* [Work required]:
Retype every entry exactly, character for character.

* [Material for the task]:
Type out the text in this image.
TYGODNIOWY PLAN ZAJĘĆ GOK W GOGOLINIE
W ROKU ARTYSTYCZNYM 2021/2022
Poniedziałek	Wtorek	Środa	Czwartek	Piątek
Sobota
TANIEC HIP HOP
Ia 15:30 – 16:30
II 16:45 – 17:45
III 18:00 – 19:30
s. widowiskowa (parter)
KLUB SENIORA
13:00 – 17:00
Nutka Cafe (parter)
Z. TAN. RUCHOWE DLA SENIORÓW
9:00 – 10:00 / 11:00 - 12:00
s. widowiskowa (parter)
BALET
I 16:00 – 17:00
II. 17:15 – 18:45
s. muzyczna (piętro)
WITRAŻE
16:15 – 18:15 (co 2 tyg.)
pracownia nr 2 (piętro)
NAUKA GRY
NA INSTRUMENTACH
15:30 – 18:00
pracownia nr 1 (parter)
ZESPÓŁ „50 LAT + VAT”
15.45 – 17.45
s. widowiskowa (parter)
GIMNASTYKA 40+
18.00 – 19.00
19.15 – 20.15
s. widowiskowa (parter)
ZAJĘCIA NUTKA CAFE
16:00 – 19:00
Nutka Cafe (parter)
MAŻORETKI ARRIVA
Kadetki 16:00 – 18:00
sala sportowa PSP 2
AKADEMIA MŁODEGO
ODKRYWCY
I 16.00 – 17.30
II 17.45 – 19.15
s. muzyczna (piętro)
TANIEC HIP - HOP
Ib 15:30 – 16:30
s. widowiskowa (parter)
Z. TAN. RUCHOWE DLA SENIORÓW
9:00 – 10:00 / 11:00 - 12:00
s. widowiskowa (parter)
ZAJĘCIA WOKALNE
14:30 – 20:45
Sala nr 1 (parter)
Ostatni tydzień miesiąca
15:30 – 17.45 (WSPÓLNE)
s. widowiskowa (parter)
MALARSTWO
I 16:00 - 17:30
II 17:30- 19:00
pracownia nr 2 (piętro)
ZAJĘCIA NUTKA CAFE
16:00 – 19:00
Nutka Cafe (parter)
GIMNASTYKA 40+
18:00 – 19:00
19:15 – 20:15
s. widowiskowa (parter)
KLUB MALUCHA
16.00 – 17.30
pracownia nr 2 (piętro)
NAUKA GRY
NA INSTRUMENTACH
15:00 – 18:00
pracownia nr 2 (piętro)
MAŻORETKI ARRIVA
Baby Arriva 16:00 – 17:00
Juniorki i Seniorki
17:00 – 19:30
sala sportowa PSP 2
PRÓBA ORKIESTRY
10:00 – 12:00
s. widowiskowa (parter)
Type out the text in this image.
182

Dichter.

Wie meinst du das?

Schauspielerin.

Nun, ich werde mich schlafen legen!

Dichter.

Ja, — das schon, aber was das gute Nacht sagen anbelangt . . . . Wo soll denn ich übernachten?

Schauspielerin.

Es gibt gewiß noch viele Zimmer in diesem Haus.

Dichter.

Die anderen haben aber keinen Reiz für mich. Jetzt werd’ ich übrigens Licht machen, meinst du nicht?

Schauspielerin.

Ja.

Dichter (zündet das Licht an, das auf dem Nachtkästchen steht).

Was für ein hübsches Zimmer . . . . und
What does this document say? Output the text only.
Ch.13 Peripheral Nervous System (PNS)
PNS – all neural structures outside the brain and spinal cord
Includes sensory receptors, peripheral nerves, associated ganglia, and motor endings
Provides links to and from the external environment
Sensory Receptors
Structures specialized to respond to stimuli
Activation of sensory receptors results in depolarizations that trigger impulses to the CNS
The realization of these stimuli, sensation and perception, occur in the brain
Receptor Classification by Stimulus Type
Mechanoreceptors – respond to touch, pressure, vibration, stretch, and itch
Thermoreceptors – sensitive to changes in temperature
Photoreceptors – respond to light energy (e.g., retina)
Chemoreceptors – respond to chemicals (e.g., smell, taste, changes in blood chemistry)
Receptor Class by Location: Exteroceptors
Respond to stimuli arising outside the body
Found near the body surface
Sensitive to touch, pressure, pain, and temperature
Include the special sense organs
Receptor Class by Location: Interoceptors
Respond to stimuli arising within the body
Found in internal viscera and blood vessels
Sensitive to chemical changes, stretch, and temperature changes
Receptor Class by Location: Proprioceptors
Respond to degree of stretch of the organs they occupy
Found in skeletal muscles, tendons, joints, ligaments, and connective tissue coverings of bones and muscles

* [Exercise solution]:
Type out the text in this image.
TYGODNIOWY PLAN ZAJĘĆ GOK W GOGOLINIE
W ROKU ARTYSTYCZNYM 2021/2022
Poniedziałek	Wtorek	Środa	Czwartek	Piątek
Sobota
TANIEC HIP HOP
Ia 15:30 – 16:30
II 16:45 – 17:45
III 18:00 – 19:30
s. widowiskowa (parter)
KLUB SENIORA
13:00 – 17:00
Nutka Cafe (parter)
Z. TAN. RUCHOWE DLA SENIORÓW
9:00 – 10:00 / 11:00 - 12:00
s. widowiskowa (parter)
BALET
I 16:00 – 17:00
II. 17:15 – 18:45
s. muzyczna (piętro)
WITRAŻE
16:15 – 18:15 (co 2 tyg.)
pracownia nr 2 (piętro)
NAUKA GRY
NA INSTRUMENTACH
15:30 – 18:00
pracownia nr 1 (parter)
ZESPÓŁ „50 LAT + VAT”
15.45 – 17.45
s. widowiskowa (parter)
GIMNASTYKA 40+
18.00 – 19.00
19.15 – 20.15
s. widowiskowa (parter)
ZAJĘCIA NUTKA CAFE
16:00 – 19:00
Nutka Cafe (parter)
MAŻORETKI ARRIVA
Kadetki 16:00 – 18:00
sala sportowa PSP 2
AKADEMIA MŁODEGO
ODKRYWCY
I 16.00 – 17.30
II 17.45 – 19.15
s. muzyczna (piętro)
TANIEC HIP - HOP
Ib 15:30 – 16:30
s. widowiskowa (parter)
Z. TAN. RUCHOWE DLA SENIORÓW
9:00 – 10:00 / 11:00 - 12:00
s. widowiskowa (parter)
ZAJĘCIA WOKALNE
14:30 – 20:45
Sala nr 1 (parter)
Ostatni tydzień miesiąca
15:30 – 17.45 (WSPÓLNE)
s. widowiskowa (parter)
MALARSTWO
I 16:00 - 17:30
II 17:30- 19:00
pracownia nr 2 (piętro)
ZAJĘCIA NUTKA CAFE
16:00 – 19:00
Nutka Cafe (parter)
GIMNASTYKA 40+
18:00 – 19:00
19:15 – 20:15
s. widowiskowa (parter)
KLUB MALUCHA
16.00 – 17.30
pracownia nr 2 (piętro)
NAUKA GRY
NA INSTRUMENTACH
15:00 – 18:00
pracownia nr 2 (piętro)
MAŻORETKI ARRIVA
Baby Arriva 16:00 – 17:00
Juniorki i Seniorki
17:00 – 19:30
sala sportowa PSP 2
PRÓBA ORKIESTRY
10:00 – 12:00
s. widowiskowa (parter)
Type out the text in this image.
182

Dichter.

Wie meinst du das?

Schauspielerin.

Nun, ich werde mich schlafen legen!

Dichter.

Ja, — das schon, aber was das gute Nacht sagen anbelangt . . . . Wo soll denn ich übernachten?

Schauspielerin.

Es gibt gewiß noch viele Zimmer in diesem Haus.

Dichter.

Die anderen haben aber keinen Reiz für mich. Jetzt werd’ ich übrigens Licht machen, meinst du nicht?

Schauspielerin.

Ja.

Dichter (zündet das Licht an, das auf dem Nachtkästchen steht).

Was für ein hübsches Zimmer . . . . und
What does this document say? Output the text only.
Ch.13 Peripheral Nervous System (PNS)
PNS – all neural structures outside the brain and spinal cord
Includes sensory receptors, peripheral nerves, associated ganglia, and motor endings
Provides links to and from the external environment
Sensory Receptors
Structures specialized to respond to stimuli
Activation of sensory receptors results in depolarizations that trigger impulses to the CNS
The realization of these stimuli, sensation and perception, occur in the brain
Receptor Classification by Stimulus Type
Mechanoreceptors – respond to touch, pressure, vibration, stretch, and itch
Thermoreceptors – sensitive to changes in temperature
Photoreceptors – respond to light energy (e.g., retina)
Chemoreceptors – respond to chemicals (e.g., smell, taste, changes in blood chemistry)
Receptor Class by Location: Exteroceptors
Respond to stimuli arising outside the body
Found near the body surface
Sensitive to touch, pressure, pain, and temperature
Include the special sense organs
Receptor Class by Location: Interoceptors
Respond to stimuli arising within the body
Found in internal viscera and blood vessels
Sensitive to chemical changes, stretch, and temperature changes
Receptor Class by Location: Proprioceptors
Respond to degree of stretch of the organs they occupy
Found in skeletal muscles, tendons, joints, ligaments, and connective tissue coverings of bones and muscles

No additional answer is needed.